__Directions__.
Identify the lines that contain the word "title" and copy each one.

[Extracted records]
————————
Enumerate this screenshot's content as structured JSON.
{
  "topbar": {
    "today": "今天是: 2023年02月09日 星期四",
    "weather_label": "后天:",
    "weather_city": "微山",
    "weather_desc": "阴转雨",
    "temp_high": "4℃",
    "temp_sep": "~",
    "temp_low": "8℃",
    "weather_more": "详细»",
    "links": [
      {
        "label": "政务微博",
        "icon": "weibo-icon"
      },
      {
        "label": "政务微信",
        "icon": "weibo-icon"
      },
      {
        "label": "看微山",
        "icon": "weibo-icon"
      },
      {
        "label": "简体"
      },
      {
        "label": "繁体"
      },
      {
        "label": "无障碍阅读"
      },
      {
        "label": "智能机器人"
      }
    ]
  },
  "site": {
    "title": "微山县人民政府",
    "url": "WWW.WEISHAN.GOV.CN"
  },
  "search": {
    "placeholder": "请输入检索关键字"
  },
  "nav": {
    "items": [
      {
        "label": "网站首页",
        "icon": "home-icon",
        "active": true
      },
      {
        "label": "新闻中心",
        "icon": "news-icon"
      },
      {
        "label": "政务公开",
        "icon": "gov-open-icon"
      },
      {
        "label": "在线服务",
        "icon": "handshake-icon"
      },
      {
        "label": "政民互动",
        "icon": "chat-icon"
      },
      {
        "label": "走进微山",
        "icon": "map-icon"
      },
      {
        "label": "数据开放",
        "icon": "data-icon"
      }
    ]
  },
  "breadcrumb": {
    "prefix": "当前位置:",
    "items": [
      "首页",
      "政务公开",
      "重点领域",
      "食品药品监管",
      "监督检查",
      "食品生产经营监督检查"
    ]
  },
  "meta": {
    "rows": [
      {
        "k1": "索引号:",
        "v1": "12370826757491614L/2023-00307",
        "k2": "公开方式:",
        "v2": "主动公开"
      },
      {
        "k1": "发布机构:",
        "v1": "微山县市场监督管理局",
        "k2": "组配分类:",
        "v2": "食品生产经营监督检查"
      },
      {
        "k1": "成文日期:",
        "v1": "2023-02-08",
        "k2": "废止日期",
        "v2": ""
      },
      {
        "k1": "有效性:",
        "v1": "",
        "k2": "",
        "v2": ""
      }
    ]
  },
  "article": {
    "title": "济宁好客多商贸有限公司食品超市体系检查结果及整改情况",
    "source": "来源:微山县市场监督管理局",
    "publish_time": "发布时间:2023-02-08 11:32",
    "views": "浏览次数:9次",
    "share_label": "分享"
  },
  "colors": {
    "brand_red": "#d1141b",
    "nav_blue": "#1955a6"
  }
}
————————
__Final result__.
    "title": "微山县人民政府",
    "title": "济宁好客多商贸有限公司食品超市体系检查结果及整改情况",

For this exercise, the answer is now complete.